# [任务要求]
请把下面全部记录逐行改写成一个 JSON 字符串列表，每行对应一个字符串，略去空行，图片不要放进答案。

# [记录数据]
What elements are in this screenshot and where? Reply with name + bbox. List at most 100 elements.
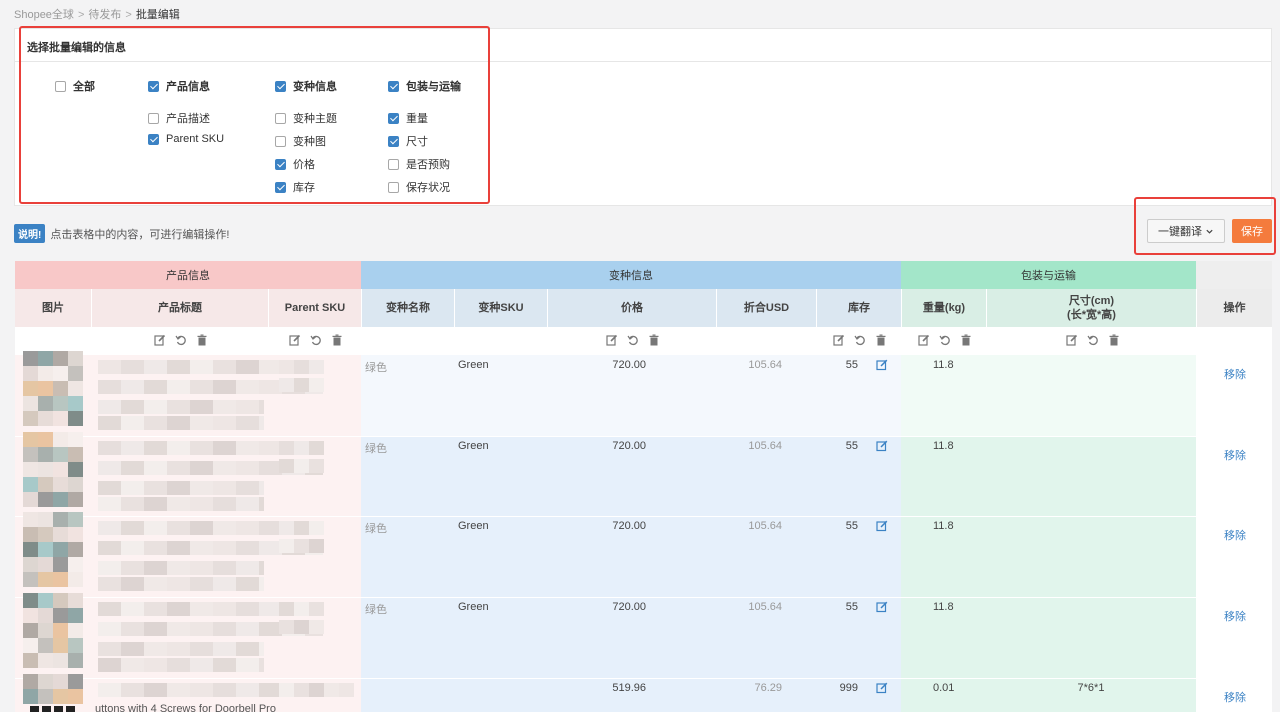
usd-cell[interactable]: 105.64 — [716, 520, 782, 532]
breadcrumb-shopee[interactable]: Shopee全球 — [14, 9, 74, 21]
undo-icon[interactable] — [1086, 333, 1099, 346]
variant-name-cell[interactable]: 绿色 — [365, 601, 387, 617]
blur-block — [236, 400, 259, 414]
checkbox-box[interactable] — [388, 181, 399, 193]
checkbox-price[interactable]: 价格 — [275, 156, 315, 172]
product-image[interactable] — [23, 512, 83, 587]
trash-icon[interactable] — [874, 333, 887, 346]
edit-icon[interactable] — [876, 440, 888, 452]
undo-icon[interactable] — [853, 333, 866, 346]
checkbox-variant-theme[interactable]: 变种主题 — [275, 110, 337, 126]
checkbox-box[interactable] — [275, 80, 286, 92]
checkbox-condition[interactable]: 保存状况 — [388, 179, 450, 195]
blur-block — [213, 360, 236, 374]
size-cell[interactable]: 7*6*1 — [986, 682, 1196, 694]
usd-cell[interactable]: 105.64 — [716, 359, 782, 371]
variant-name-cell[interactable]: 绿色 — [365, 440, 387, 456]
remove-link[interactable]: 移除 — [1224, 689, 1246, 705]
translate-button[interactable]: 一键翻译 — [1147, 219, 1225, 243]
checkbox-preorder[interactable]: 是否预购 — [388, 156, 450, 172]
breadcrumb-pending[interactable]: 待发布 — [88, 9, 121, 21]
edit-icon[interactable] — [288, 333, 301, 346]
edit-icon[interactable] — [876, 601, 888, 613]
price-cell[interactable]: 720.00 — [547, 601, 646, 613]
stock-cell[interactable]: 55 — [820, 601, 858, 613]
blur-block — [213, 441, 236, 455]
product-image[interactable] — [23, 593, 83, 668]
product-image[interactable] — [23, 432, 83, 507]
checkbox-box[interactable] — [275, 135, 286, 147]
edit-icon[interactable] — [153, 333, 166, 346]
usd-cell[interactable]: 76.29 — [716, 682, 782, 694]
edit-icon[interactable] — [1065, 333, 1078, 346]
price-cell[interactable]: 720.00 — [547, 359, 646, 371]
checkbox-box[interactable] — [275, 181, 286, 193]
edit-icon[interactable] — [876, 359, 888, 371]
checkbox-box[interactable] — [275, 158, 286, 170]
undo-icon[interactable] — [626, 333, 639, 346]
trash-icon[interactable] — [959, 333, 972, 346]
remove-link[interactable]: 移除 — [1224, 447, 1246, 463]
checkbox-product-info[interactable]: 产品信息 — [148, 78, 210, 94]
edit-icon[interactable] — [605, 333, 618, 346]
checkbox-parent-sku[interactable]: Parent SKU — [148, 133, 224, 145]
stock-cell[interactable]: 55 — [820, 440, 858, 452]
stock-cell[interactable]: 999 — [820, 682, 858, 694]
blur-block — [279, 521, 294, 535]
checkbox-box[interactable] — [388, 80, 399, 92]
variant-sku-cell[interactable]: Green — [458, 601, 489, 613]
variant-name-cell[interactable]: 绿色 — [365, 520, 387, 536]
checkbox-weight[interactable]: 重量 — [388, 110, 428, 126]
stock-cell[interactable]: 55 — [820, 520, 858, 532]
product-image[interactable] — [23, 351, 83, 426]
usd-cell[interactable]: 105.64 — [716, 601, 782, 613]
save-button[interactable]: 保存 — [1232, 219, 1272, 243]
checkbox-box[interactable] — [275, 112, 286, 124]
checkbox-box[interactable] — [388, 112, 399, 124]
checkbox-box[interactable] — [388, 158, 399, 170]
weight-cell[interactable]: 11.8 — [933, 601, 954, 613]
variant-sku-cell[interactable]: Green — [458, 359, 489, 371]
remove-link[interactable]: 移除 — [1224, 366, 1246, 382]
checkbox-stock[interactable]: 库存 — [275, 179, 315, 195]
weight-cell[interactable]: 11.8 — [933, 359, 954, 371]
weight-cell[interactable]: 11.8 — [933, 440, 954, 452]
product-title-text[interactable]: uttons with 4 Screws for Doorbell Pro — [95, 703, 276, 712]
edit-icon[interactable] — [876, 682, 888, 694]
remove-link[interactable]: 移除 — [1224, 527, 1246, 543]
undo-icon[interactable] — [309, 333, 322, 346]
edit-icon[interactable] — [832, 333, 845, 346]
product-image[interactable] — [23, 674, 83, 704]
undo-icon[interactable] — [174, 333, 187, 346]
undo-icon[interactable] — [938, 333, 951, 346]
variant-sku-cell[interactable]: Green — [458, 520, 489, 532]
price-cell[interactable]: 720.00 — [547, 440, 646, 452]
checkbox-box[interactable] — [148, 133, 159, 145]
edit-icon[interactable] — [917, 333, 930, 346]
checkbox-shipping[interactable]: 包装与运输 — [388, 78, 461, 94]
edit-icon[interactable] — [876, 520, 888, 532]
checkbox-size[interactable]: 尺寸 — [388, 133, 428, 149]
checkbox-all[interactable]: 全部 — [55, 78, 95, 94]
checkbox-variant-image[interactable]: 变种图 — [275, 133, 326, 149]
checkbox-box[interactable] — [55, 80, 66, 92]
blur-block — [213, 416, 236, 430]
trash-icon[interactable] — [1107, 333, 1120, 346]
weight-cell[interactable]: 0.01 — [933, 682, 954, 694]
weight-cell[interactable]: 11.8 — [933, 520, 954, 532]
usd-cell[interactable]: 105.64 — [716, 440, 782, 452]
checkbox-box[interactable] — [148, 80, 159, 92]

# [预期输出]
[
  "What elements are in this screenshot and where? Reply with name + bbox. List at most 100 elements.",
  "usd-cell[interactable]: 105.64 — [716, 520, 782, 532]",
  "breadcrumb-shopee[interactable]: Shopee全球 — [14, 9, 74, 21]",
  "undo-icon[interactable] — [1086, 333, 1099, 346]",
  "variant-name-cell[interactable]: 绿色 — [365, 601, 387, 617]",
  "blur-block — [236, 400, 259, 414]",
  "checkbox-box[interactable] — [388, 181, 399, 193]",
  "checkbox-price[interactable]: 价格 — [275, 156, 315, 172]",
  "product-image[interactable] — [23, 512, 83, 587]",
  "trash-icon[interactable] — [874, 333, 887, 346]",
  "edit-icon[interactable] — [876, 440, 888, 452]",
  "undo-icon[interactable] — [853, 333, 866, 346]",
  "checkbox-variant-theme[interactable]: 变种主题 — [275, 110, 337, 126]",
  "checkbox-box[interactable] — [275, 80, 286, 92]",
  "checkbox-condition[interactable]: 保存状况 — [388, 179, 450, 195]",
  "blur-block — [213, 360, 236, 374]",
  "size-cell[interactable]: 7*6*1 — [986, 682, 1196, 694]",
  "usd-cell[interactable]: 105.64 — [716, 359, 782, 371]",
  "variant-name-cell[interactable]: 绿色 — [365, 440, 387, 456]",
  "remove-link[interactable]: 移除 — [1224, 689, 1246, 705]",
  "translate-button[interactable]: 一键翻译 — [1147, 219, 1225, 243]",
  "checkbox-preorder[interactable]: 是否预购 — [388, 156, 450, 172]",
  "breadcrumb-pending[interactable]: 待发布 — [88, 9, 121, 21]",
  "edit-icon[interactable] — [288, 333, 301, 346]",
  "edit-icon[interactable] — [876, 601, 888, 613]",
  "price-cell[interactable]: 720.00 — [547, 601, 646, 613]",
  "stock-cell[interactable]: 55 — [820, 601, 858, 613]",
  "blur-block — [213, 441, 236, 455]",
  "product-image[interactable] — [23, 593, 83, 668]",
  "product-image[interactable] — [23, 432, 83, 507]",
  "checkbox-box[interactable] — [275, 135, 286, 147]",
  "edit-icon[interactable] — [153, 333, 166, 346]",
  "usd-cell[interactable]: 76.29 — [716, 682, 782, 694]",
  "edit-icon[interactable] — [1065, 333, 1078, 346]",
  "price-cell[interactable]: 720.00 — [547, 359, 646, 371]",
  "checkbox-box[interactable] — [275, 181, 286, 193]",
  "edit-icon[interactable] — [876, 359, 888, 371]",
  "checkbox-box[interactable] — [275, 158, 286, 170]",
  "undo-icon[interactable] — [626, 333, 639, 346]",
  "trash-icon[interactable] — [959, 333, 972, 346]",
  "remove-link[interactable]: 移除 — [1224, 447, 1246, 463]",
  "checkbox-product-info[interactable]: 产品信息 — [148, 78, 210, 94]",
  "edit-icon[interactable] — [605, 333, 618, 346]",
  "checkbox-parent-sku[interactable]: Parent SKU — [148, 133, 224, 145]",
  "stock-cell[interactable]: 55 — [820, 440, 858, 452]",
  "stock-cell[interactable]: 999 — [820, 682, 858, 694]",
  "blur-block — [279, 521, 294, 535]",
  "checkbox-box[interactable] — [388, 80, 399, 92]",
  "variant-sku-cell[interactable]: Green — [458, 601, 489, 613]",
  "variant-name-cell[interactable]: 绿色 — [365, 520, 387, 536]",
  "checkbox-weight[interactable]: 重量 — [388, 110, 428, 126]",
  "stock-cell[interactable]: 55 — [820, 520, 858, 532]",
  "product-image[interactable] — [23, 351, 83, 426]",
  "usd-cell[interactable]: 105.64 — [716, 601, 782, 613]",
  "save-button[interactable]: 保存 — [1232, 219, 1272, 243]",
  "checkbox-box[interactable] — [275, 112, 286, 124]",
  "checkbox-box[interactable] — [388, 112, 399, 124]",
  "checkbox-box[interactable] — [388, 158, 399, 170]",
  "weight-cell[interactable]: 11.8 — [933, 601, 954, 613]",
  "variant-sku-cell[interactable]: Green — [458, 359, 489, 371]",
  "remove-link[interactable]: 移除 — [1224, 366, 1246, 382]",
  "checkbox-stock[interactable]: 库存 — [275, 179, 315, 195]",
  "weight-cell[interactable]: 11.8 — [933, 359, 954, 371]",
  "weight-cell[interactable]: 11.8 — [933, 440, 954, 452]",
  "product-title-text[interactable]: uttons with 4 Screws for Doorbell Pro — [95, 703, 276, 712]",
  "edit-icon[interactable] — [876, 682, 888, 694]",
  "remove-link[interactable]: 移除 — [1224, 527, 1246, 543]",
  "undo-icon[interactable] — [309, 333, 322, 346]",
  "edit-icon[interactable] — [832, 333, 845, 346]",
  "product-image[interactable] — [23, 674, 83, 704]",
  "undo-icon[interactable] — [174, 333, 187, 346]",
  "undo-icon[interactable] — [938, 333, 951, 346]",
  "variant-sku-cell[interactable]: Green — [458, 520, 489, 532]",
  "price-cell[interactable]: 720.00 — [547, 440, 646, 452]",
  "checkbox-box[interactable] — [148, 133, 159, 145]",
  "edit-icon[interactable] — [917, 333, 930, 346]",
  "checkbox-shipping[interactable]: 包装与运输 — [388, 78, 461, 94]",
  "edit-icon[interactable] — [876, 520, 888, 532]",
  "checkbox-size[interactable]: 尺寸 — [388, 133, 428, 149]",
  "checkbox-all[interactable]: 全部 — [55, 78, 95, 94]",
  "checkbox-variant-image[interactable]: 变种图 — [275, 133, 326, 149]",
  "checkbox-box[interactable] — [55, 80, 66, 92]",
  "blur-block — [213, 416, 236, 430]",
  "trash-icon[interactable] — [1107, 333, 1120, 346]",
  "weight-cell[interactable]: 0.01 — [933, 682, 954, 694]",
  "weight-cell[interactable]: 11.8 — [933, 520, 954, 532]",
  "usd-cell[interactable]: 105.64 — [716, 440, 782, 452]",
  "checkbox-box[interactable] — [148, 80, 159, 92]"
]